**Stated task**
Copy every line that holds "Panel".

**Task inputs**
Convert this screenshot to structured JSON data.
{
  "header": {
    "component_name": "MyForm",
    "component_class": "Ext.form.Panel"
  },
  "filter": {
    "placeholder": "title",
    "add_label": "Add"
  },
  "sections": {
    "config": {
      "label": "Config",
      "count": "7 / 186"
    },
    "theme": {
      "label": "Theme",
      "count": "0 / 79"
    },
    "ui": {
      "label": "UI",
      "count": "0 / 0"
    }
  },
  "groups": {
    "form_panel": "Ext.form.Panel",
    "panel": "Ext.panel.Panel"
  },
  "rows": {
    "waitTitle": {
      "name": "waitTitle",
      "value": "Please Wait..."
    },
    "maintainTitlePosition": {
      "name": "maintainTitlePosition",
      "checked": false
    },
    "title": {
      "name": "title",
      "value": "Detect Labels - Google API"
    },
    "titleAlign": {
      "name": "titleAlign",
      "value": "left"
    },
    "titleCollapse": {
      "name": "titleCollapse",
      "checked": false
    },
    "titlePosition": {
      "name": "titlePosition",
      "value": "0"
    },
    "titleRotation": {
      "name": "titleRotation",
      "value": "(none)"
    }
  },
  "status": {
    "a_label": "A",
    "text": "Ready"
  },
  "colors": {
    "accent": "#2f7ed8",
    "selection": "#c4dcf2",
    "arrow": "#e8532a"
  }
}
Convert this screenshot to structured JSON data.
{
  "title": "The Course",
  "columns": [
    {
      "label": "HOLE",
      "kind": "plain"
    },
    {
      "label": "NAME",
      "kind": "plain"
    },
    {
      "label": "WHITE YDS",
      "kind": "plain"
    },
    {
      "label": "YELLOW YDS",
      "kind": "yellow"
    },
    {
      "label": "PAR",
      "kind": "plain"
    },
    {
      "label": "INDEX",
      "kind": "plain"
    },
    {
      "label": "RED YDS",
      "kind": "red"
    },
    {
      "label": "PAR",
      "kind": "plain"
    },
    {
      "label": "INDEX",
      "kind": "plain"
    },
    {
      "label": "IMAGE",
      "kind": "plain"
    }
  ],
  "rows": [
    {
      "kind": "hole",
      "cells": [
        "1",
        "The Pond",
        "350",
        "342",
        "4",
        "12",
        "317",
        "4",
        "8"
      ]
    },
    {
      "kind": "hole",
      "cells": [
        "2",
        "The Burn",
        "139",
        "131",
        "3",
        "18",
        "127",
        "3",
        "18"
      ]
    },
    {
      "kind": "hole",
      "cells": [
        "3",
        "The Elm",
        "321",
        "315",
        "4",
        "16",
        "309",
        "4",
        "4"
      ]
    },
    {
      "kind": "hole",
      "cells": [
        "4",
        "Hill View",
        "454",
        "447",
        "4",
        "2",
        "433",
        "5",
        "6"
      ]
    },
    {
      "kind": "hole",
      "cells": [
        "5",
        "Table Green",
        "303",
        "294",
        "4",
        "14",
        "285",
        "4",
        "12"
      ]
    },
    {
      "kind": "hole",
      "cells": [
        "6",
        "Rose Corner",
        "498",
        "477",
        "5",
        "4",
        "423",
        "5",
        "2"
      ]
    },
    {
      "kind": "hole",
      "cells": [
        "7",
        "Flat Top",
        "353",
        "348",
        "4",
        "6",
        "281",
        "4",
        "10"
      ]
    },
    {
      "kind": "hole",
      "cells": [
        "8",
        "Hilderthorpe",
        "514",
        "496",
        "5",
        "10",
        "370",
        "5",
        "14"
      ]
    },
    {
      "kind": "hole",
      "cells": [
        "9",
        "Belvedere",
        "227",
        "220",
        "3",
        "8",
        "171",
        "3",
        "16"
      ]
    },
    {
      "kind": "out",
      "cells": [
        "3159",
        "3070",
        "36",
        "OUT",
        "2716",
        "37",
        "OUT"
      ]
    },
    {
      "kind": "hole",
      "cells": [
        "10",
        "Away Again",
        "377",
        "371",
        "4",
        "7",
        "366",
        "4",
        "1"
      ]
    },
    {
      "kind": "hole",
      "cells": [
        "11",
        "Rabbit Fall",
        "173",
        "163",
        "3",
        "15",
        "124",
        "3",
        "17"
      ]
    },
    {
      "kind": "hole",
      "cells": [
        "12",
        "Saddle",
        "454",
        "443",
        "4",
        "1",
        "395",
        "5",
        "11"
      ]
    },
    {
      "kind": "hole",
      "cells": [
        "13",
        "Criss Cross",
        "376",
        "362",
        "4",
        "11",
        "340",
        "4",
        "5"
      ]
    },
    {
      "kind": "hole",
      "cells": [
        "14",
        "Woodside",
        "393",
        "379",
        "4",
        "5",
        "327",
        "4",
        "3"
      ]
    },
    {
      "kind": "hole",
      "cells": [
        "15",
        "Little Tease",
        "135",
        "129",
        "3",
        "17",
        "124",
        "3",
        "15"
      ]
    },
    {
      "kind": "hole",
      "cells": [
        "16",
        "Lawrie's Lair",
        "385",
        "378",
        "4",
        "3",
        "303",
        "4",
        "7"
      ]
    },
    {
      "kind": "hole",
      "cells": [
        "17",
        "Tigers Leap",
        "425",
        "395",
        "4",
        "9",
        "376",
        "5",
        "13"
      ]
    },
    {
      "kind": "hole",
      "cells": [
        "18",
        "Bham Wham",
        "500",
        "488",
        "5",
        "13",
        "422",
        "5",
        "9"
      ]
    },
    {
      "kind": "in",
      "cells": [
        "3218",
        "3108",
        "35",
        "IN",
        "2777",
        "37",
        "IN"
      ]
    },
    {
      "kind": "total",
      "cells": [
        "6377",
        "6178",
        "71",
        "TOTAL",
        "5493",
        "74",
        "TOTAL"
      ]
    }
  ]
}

**Answer**
    "component_class": "Ext.form.Panel"
    "form_panel": "Ext.form.Panel",
    "panel": "Ext.panel.Panel"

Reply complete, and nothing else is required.